• Objective:
Give the count of lines holding the string "USDJPY" and nothing else.

• Material supplied:
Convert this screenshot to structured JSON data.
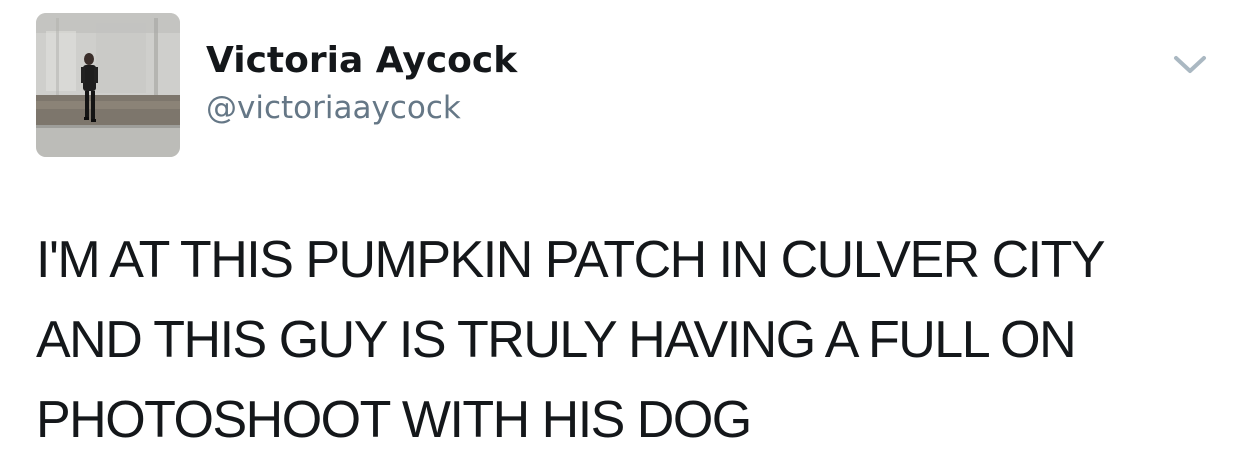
{
  "author": {
    "display_name": "Victoria Aycock",
    "handle": "@victoriaaycock",
    "avatar_icon": "user-photo-avatar"
  },
  "tweet": {
    "text_lines": [
      "I'M AT THIS PUMPKIN PATCH IN CULVER CITY",
      "AND THIS GUY IS TRULY HAVING A FULL ON",
      "PHOTOSHOOT WITH HIS DOG"
    ]
  },
  "menu": {
    "icon": "chevron-down-icon"
  },
  "colors": {
    "text_primary": "#14171a",
    "text_secondary": "#657786",
    "caret": "#aab8c2"
  }
}
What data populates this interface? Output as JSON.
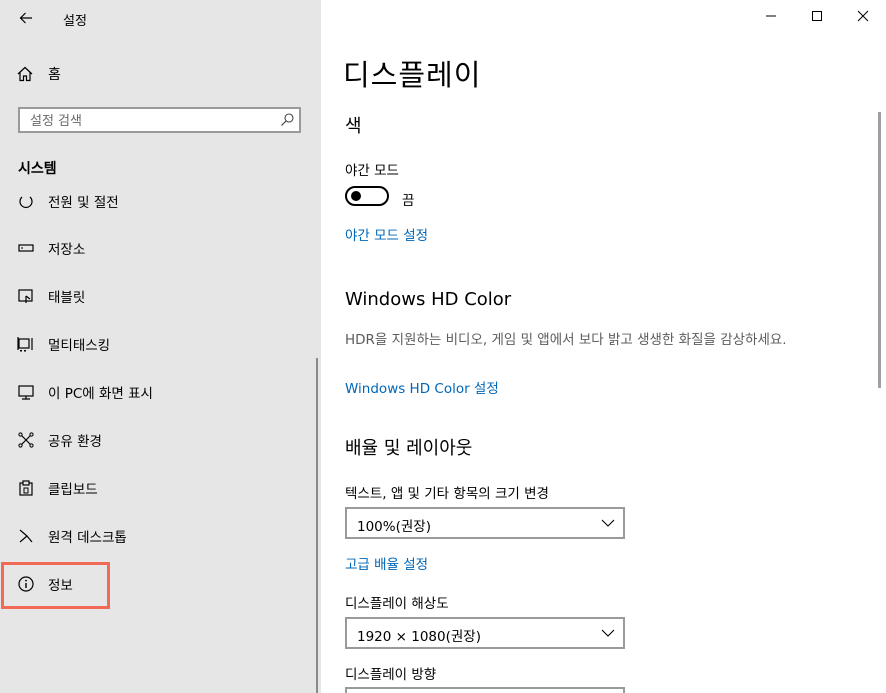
{
  "window": {
    "title": "설정",
    "controls": [
      "minimize",
      "maximize",
      "close"
    ]
  },
  "sidebar": {
    "home_label": "홈",
    "search_placeholder": "설정 검색",
    "section_title": "시스템",
    "items": [
      {
        "label": "전원 및 절전",
        "icon": "power-icon"
      },
      {
        "label": "저장소",
        "icon": "storage-icon"
      },
      {
        "label": "태블릿",
        "icon": "tablet-icon"
      },
      {
        "label": "멀티태스킹",
        "icon": "multitasking-icon"
      },
      {
        "label": "이 PC에 화면 표시",
        "icon": "project-icon"
      },
      {
        "label": "공유 환경",
        "icon": "shared-experiences-icon"
      },
      {
        "label": "클립보드",
        "icon": "clipboard-icon"
      },
      {
        "label": "원격 데스크톱",
        "icon": "remote-desktop-icon"
      },
      {
        "label": "정보",
        "icon": "info-icon",
        "highlighted": true
      }
    ]
  },
  "main": {
    "page_title": "디스플레이",
    "color_section": {
      "title": "색",
      "night_mode_label": "야간 모드",
      "toggle_state": "끔",
      "night_mode_link": "야간 모드 설정"
    },
    "hdr_section": {
      "title": "Windows HD Color",
      "description": "HDR을 지원하는 비디오, 게임 및 앱에서 보다 밝고 생생한 화질을 감상하세요.",
      "link": "Windows HD Color 설정"
    },
    "scale_section": {
      "title": "배율 및 레이아웃",
      "text_size_label": "텍스트, 앱 및 기타 항목의 크기 변경",
      "text_size_value": "100%(권장)",
      "advanced_link": "고급 배율 설정",
      "resolution_label": "디스플레이 해상도",
      "resolution_value": "1920 × 1080(권장)",
      "orientation_label": "디스플레이 방향"
    }
  },
  "colors": {
    "sidebar_bg": "#e6e6e6",
    "link": "#0067b8",
    "highlight_border": "#f26a55"
  }
}
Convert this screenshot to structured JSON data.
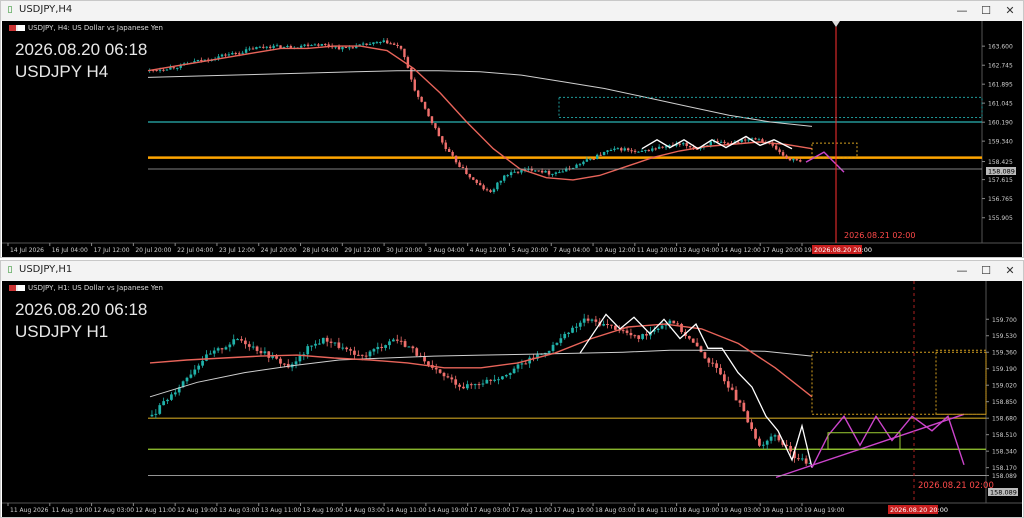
{
  "windows": [
    {
      "title": "USDJPY,H4",
      "header": "USDJPY, H4:  US Dollar vs Japanese Yen",
      "overlay_time": "2026.08.20 06:18",
      "overlay_symbol": "USDJPY H4",
      "vline_label": "2026.08.21 02:00",
      "time_marker": "2026.08.20 20:00",
      "price_marker": "158.089",
      "colors": {
        "bull": "#20b2aa",
        "bear": "#ef6f6c",
        "fast_ma": "#e8645a",
        "slow_ma": "#cfcfcf",
        "support": "#ffa500",
        "resistance": "#2ab3b3"
      }
    },
    {
      "title": "USDJPY,H1",
      "header": "USDJPY, H1:  US Dollar vs Japanese Yen",
      "overlay_time": "2026.08.20 06:18",
      "overlay_symbol": "USDJPY H1",
      "vline_label": "2026.08.21 02:00",
      "time_marker": "2026.08.20 20:00",
      "price_marker": "158.089",
      "colors": {
        "bull": "#20b2aa",
        "bear": "#ef6f6c",
        "fast_ma": "#e8645a",
        "slow_ma": "#cfcfcf",
        "support": "#9acd32",
        "resistance": "#c8a020",
        "projection": "#cc44cc"
      }
    }
  ],
  "chart_data": [
    {
      "type": "candlestick",
      "title": "USDJPY,H4",
      "ylim": [
        155.4,
        164.1
      ],
      "y_ticks": [
        "163.600",
        "162.745",
        "161.895",
        "161.045",
        "160.190",
        "159.340",
        "158.425",
        "157.615",
        "156.765",
        "155.905"
      ],
      "x_ticks": [
        "14 Jul 2026",
        "16 Jul 04:00",
        "17 Jul 12:00",
        "20 Jul 20:00",
        "22 Jul 04:00",
        "23 Jul 12:00",
        "24 Jul 20:00",
        "28 Jul 04:00",
        "29 Jul 12:00",
        "30 Jul 20:00",
        "3 Aug 04:00",
        "4 Aug 12:00",
        "5 Aug 20:00",
        "7 Aug 04:00",
        "10 Aug 12:00",
        "11 Aug 20:00",
        "13 Aug 04:00",
        "14 Aug 12:00",
        "17 Aug 20:00",
        "19 Aug 04:00"
      ],
      "close_path": [
        162.5,
        162.6,
        162.7,
        162.9,
        163.0,
        163.2,
        163.3,
        163.5,
        163.6,
        163.55,
        163.6,
        163.7,
        163.65,
        163.5,
        163.6,
        163.7,
        163.8,
        163.5,
        161.5,
        160.3,
        159.0,
        158.2,
        157.5,
        157.0,
        157.8,
        158.0,
        158.1,
        157.9,
        158.0,
        158.3,
        158.6,
        158.9,
        159.0,
        158.8,
        159.0,
        159.1,
        159.2,
        159.0,
        159.3,
        159.2,
        159.4,
        159.5,
        159.2,
        158.6,
        158.4
      ],
      "fast_ma": [
        162.5,
        162.7,
        162.9,
        163.1,
        163.3,
        163.5,
        163.5,
        163.6,
        163.6,
        163.4,
        162.6,
        161.5,
        160.2,
        159.0,
        158.1,
        157.7,
        157.6,
        157.8,
        158.2,
        158.6,
        158.9,
        159.1,
        159.2,
        159.3,
        159.2,
        159.0
      ],
      "slow_ma": [
        162.2,
        162.25,
        162.3,
        162.35,
        162.4,
        162.45,
        162.5,
        162.5,
        162.45,
        162.3,
        162.0,
        161.7,
        161.3,
        160.9,
        160.5,
        160.2,
        160.0
      ],
      "levels": [
        {
          "name": "resistance",
          "value": 160.2
        },
        {
          "name": "support",
          "value": 158.6
        }
      ]
    },
    {
      "type": "candlestick",
      "title": "USDJPY,H1",
      "ylim": [
        157.95,
        159.95
      ],
      "y_ticks": [
        "159.700",
        "159.530",
        "159.360",
        "159.190",
        "159.020",
        "158.850",
        "158.680",
        "158.510",
        "158.340",
        "158.170",
        "158.089"
      ],
      "x_ticks": [
        "11 Aug 2026",
        "11 Aug 19:00",
        "12 Aug 03:00",
        "12 Aug 11:00",
        "12 Aug 19:00",
        "13 Aug 03:00",
        "13 Aug 11:00",
        "13 Aug 19:00",
        "14 Aug 03:00",
        "14 Aug 11:00",
        "14 Aug 19:00",
        "17 Aug 03:00",
        "17 Aug 11:00",
        "17 Aug 19:00",
        "18 Aug 03:00",
        "18 Aug 11:00",
        "18 Aug 19:00",
        "19 Aug 03:00",
        "19 Aug 11:00",
        "19 Aug 19:00"
      ],
      "close_path": [
        158.7,
        158.9,
        159.1,
        159.3,
        159.4,
        159.5,
        159.4,
        159.3,
        159.2,
        159.4,
        159.5,
        159.4,
        159.3,
        159.4,
        159.5,
        159.4,
        159.2,
        159.1,
        159.0,
        159.05,
        159.1,
        159.2,
        159.3,
        159.4,
        159.55,
        159.7,
        159.65,
        159.6,
        159.5,
        159.6,
        159.7,
        159.5,
        159.3,
        159.1,
        158.8,
        158.4,
        158.5,
        158.3,
        158.2
      ],
      "fast_ma": [
        159.25,
        159.28,
        159.3,
        159.32,
        159.33,
        159.3,
        159.28,
        159.25,
        159.2,
        159.2,
        159.25,
        159.35,
        159.5,
        159.62,
        159.65,
        159.6,
        159.45,
        159.2,
        158.9
      ],
      "slow_ma": [
        158.9,
        159.05,
        159.15,
        159.22,
        159.28,
        159.3,
        159.32,
        159.33,
        159.34,
        159.35,
        159.36,
        159.38,
        159.38,
        159.37,
        159.32
      ],
      "levels": [
        {
          "name": "resistance",
          "value": 158.68
        },
        {
          "name": "support",
          "value": 158.36
        }
      ]
    }
  ]
}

• The completed task:
8